→ Records supplied:

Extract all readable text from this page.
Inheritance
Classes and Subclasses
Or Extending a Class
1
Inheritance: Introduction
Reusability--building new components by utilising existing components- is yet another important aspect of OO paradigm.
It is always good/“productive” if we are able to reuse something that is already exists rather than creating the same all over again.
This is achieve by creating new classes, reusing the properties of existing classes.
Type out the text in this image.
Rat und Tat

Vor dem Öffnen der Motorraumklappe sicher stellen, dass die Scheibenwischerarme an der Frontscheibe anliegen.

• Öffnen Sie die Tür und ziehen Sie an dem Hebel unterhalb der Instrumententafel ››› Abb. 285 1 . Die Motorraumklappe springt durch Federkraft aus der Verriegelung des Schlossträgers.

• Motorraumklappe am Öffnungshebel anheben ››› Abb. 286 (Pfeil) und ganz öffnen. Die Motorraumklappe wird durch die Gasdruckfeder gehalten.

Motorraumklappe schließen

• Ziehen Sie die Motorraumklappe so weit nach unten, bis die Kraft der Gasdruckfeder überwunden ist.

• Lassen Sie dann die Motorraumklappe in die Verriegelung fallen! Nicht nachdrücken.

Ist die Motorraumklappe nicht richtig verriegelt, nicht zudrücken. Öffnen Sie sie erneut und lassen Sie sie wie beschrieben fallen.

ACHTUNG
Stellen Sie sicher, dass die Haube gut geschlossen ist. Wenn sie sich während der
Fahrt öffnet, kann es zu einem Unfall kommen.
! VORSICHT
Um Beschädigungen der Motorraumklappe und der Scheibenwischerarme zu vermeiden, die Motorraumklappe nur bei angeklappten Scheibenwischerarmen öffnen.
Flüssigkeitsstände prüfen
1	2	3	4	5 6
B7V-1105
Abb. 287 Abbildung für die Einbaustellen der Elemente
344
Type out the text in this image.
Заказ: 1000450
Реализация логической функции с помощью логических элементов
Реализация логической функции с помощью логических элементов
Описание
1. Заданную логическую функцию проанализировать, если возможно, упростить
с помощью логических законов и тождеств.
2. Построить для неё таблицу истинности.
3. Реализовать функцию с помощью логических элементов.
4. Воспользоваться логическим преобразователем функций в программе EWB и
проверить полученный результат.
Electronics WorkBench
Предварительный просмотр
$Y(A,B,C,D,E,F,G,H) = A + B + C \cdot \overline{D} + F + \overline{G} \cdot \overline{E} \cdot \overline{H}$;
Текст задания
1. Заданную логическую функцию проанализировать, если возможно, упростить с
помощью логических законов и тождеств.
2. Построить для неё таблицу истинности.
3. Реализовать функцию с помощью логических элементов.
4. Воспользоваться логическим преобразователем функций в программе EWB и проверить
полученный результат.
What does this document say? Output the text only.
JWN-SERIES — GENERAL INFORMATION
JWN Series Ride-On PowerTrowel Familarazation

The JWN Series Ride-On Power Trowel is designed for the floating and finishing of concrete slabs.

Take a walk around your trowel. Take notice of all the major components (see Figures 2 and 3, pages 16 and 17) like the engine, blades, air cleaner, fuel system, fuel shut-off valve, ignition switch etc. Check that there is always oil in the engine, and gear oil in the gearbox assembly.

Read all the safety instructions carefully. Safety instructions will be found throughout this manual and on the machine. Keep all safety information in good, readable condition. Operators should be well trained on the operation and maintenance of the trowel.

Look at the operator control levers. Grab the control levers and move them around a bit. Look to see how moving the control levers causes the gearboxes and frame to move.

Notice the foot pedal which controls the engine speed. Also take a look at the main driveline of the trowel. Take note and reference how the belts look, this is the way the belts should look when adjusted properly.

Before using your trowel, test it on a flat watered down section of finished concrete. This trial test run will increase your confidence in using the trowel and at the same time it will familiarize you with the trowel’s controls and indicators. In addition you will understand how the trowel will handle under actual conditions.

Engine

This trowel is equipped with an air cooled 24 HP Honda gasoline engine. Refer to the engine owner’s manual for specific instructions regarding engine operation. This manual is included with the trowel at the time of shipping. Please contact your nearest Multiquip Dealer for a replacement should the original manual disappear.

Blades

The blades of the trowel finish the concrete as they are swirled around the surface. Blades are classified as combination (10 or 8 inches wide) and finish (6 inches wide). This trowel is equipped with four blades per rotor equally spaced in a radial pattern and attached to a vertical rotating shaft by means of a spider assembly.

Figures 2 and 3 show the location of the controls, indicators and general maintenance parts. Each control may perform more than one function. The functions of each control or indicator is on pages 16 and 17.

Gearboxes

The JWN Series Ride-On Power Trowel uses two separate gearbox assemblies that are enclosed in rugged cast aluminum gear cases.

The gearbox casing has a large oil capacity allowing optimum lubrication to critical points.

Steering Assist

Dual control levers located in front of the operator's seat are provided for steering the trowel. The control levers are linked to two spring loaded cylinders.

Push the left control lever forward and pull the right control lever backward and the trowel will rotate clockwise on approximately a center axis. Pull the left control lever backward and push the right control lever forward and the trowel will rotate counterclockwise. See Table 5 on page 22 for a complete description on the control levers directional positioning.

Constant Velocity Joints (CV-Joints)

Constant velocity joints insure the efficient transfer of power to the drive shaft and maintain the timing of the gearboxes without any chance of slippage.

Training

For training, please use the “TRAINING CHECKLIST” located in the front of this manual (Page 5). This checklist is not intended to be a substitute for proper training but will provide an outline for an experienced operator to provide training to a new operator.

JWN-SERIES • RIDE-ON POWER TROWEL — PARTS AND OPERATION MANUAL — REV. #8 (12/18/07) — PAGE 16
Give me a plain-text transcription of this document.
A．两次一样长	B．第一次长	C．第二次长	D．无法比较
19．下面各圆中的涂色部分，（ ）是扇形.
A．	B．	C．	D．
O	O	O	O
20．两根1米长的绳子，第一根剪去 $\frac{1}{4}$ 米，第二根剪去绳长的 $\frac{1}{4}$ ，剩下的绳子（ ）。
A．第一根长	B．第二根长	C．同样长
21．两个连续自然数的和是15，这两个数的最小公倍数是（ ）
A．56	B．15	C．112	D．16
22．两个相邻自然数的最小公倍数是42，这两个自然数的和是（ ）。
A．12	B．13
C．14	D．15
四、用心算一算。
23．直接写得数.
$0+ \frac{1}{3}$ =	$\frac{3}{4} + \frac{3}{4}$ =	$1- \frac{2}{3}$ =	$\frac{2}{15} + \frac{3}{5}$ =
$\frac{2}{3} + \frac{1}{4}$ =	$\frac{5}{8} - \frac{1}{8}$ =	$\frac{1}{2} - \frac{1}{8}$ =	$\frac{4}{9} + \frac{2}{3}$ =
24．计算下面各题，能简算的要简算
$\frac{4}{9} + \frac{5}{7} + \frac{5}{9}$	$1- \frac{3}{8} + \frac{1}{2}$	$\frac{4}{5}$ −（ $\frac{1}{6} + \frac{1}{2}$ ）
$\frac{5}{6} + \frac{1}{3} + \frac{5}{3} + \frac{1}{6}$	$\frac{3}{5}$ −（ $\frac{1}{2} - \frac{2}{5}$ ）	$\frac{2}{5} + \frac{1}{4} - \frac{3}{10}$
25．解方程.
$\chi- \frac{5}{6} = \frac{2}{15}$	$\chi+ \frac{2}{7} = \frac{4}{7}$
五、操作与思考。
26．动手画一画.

→ Exercise requirements: Your task is to print all of the records exactly.

→ Answer for this exercise:
Extract all readable text from this page.
Inheritance
Classes and Subclasses
Or Extending a Class
1
Inheritance: Introduction
Reusability--building new components by utilising existing components- is yet another important aspect of OO paradigm.
It is always good/“productive” if we are able to reuse something that is already exists rather than creating the same all over again.
This is achieve by creating new classes, reusing the properties of existing classes.
Type out the text in this image.
Rat und Tat

Vor dem Öffnen der Motorraumklappe sicher stellen, dass die Scheibenwischerarme an der Frontscheibe anliegen.

• Öffnen Sie die Tür und ziehen Sie an dem Hebel unterhalb der Instrumententafel ››› Abb. 285 1 . Die Motorraumklappe springt durch Federkraft aus der Verriegelung des Schlossträgers.

• Motorraumklappe am Öffnungshebel anheben ››› Abb. 286 (Pfeil) und ganz öffnen. Die Motorraumklappe wird durch die Gasdruckfeder gehalten.

Motorraumklappe schließen

• Ziehen Sie die Motorraumklappe so weit nach unten, bis die Kraft der Gasdruckfeder überwunden ist.

• Lassen Sie dann die Motorraumklappe in die Verriegelung fallen! Nicht nachdrücken.

Ist die Motorraumklappe nicht richtig verriegelt, nicht zudrücken. Öffnen Sie sie erneut und lassen Sie sie wie beschrieben fallen.

ACHTUNG
Stellen Sie sicher, dass die Haube gut geschlossen ist. Wenn sie sich während der
Fahrt öffnet, kann es zu einem Unfall kommen.
! VORSICHT
Um Beschädigungen der Motorraumklappe und der Scheibenwischerarme zu vermeiden, die Motorraumklappe nur bei angeklappten Scheibenwischerarmen öffnen.
Flüssigkeitsstände prüfen
1	2	3	4	5 6
B7V-1105
Abb. 287 Abbildung für die Einbaustellen der Elemente
344
Type out the text in this image.
Заказ: 1000450
Реализация логической функции с помощью логических элементов
Реализация логической функции с помощью логических элементов
Описание
1. Заданную логическую функцию проанализировать, если возможно, упростить
с помощью логических законов и тождеств.
2. Построить для неё таблицу истинности.
3. Реализовать функцию с помощью логических элементов.
4. Воспользоваться логическим преобразователем функций в программе EWB и
проверить полученный результат.
Electronics WorkBench
Предварительный просмотр
$Y(A,B,C,D,E,F,G,H) = A + B + C \cdot \overline{D} + F + \overline{G} \cdot \overline{E} \cdot \overline{H}$;
Текст задания
1. Заданную логическую функцию проанализировать, если возможно, упростить с
помощью логических законов и тождеств.
2. Построить для неё таблицу истинности.
3. Реализовать функцию с помощью логических элементов.
4. Воспользоваться логическим преобразователем функций в программе EWB и проверить
полученный результат.
What does this document say? Output the text only.
JWN-SERIES — GENERAL INFORMATION
JWN Series Ride-On PowerTrowel Familarazation

The JWN Series Ride-On Power Trowel is designed for the floating and finishing of concrete slabs.

Take a walk around your trowel. Take notice of all the major components (see Figures 2 and 3, pages 16 and 17) like the engine, blades, air cleaner, fuel system, fuel shut-off valve, ignition switch etc. Check that there is always oil in the engine, and gear oil in the gearbox assembly.

Read all the safety instructions carefully. Safety instructions will be found throughout this manual and on the machine. Keep all safety information in good, readable condition. Operators should be well trained on the operation and maintenance of the trowel.

Look at the operator control levers. Grab the control levers and move them around a bit. Look to see how moving the control levers causes the gearboxes and frame to move.

Notice the foot pedal which controls the engine speed. Also take a look at the main driveline of the trowel. Take note and reference how the belts look, this is the way the belts should look when adjusted properly.

Before using your trowel, test it on a flat watered down section of finished concrete. This trial test run will increase your confidence in using the trowel and at the same time it will familiarize you with the trowel’s controls and indicators. In addition you will understand how the trowel will handle under actual conditions.

Engine

This trowel is equipped with an air cooled 24 HP Honda gasoline engine. Refer to the engine owner’s manual for specific instructions regarding engine operation. This manual is included with the trowel at the time of shipping. Please contact your nearest Multiquip Dealer for a replacement should the original manual disappear.

Blades

The blades of the trowel finish the concrete as they are swirled around the surface. Blades are classified as combination (10 or 8 inches wide) and finish (6 inches wide). This trowel is equipped with four blades per rotor equally spaced in a radial pattern and attached to a vertical rotating shaft by means of a spider assembly.

Figures 2 and 3 show the location of the controls, indicators and general maintenance parts. Each control may perform more than one function. The functions of each control or indicator is on pages 16 and 17.

Gearboxes

The JWN Series Ride-On Power Trowel uses two separate gearbox assemblies that are enclosed in rugged cast aluminum gear cases.

The gearbox casing has a large oil capacity allowing optimum lubrication to critical points.

Steering Assist

Dual control levers located in front of the operator's seat are provided for steering the trowel. The control levers are linked to two spring loaded cylinders.

Push the left control lever forward and pull the right control lever backward and the trowel will rotate clockwise on approximately a center axis. Pull the left control lever backward and push the right control lever forward and the trowel will rotate counterclockwise. See Table 5 on page 22 for a complete description on the control levers directional positioning.

Constant Velocity Joints (CV-Joints)

Constant velocity joints insure the efficient transfer of power to the drive shaft and maintain the timing of the gearboxes without any chance of slippage.

Training

For training, please use the “TRAINING CHECKLIST” located in the front of this manual (Page 5). This checklist is not intended to be a substitute for proper training but will provide an outline for an experienced operator to provide training to a new operator.

JWN-SERIES • RIDE-ON POWER TROWEL — PARTS AND OPERATION MANUAL — REV. #8 (12/18/07) — PAGE 16
Give me a plain-text transcription of this document.
A．两次一样长	B．第一次长	C．第二次长	D．无法比较
19．下面各圆中的涂色部分，（ ）是扇形.
A．	B．	C．	D．
O	O	O	O
20．两根1米长的绳子，第一根剪去 $\frac{1}{4}$ 米，第二根剪去绳长的 $\frac{1}{4}$ ，剩下的绳子（ ）。
A．第一根长	B．第二根长	C．同样长
21．两个连续自然数的和是15，这两个数的最小公倍数是（ ）
A．56	B．15	C．112	D．16
22．两个相邻自然数的最小公倍数是42，这两个自然数的和是（ ）。
A．12	B．13
C．14	D．15
四、用心算一算。
23．直接写得数.
$0+ \frac{1}{3}$ =	$\frac{3}{4} + \frac{3}{4}$ =	$1- \frac{2}{3}$ =	$\frac{2}{15} + \frac{3}{5}$ =
$\frac{2}{3} + \frac{1}{4}$ =	$\frac{5}{8} - \frac{1}{8}$ =	$\frac{1}{2} - \frac{1}{8}$ =	$\frac{4}{9} + \frac{2}{3}$ =
24．计算下面各题，能简算的要简算
$\frac{4}{9} + \frac{5}{7} + \frac{5}{9}$	$1- \frac{3}{8} + \frac{1}{2}$	$\frac{4}{5}$ −（ $\frac{1}{6} + \frac{1}{2}$ ）
$\frac{5}{6} + \frac{1}{3} + \frac{5}{3} + \frac{1}{6}$	$\frac{3}{5}$ −（ $\frac{1}{2} - \frac{2}{5}$ ）	$\frac{2}{5} + \frac{1}{4} - \frac{3}{10}$
25．解方程.
$\chi- \frac{5}{6} = \frac{2}{15}$	$\chi+ \frac{2}{7} = \frac{4}{7}$
五、操作与思考。
26．动手画一画.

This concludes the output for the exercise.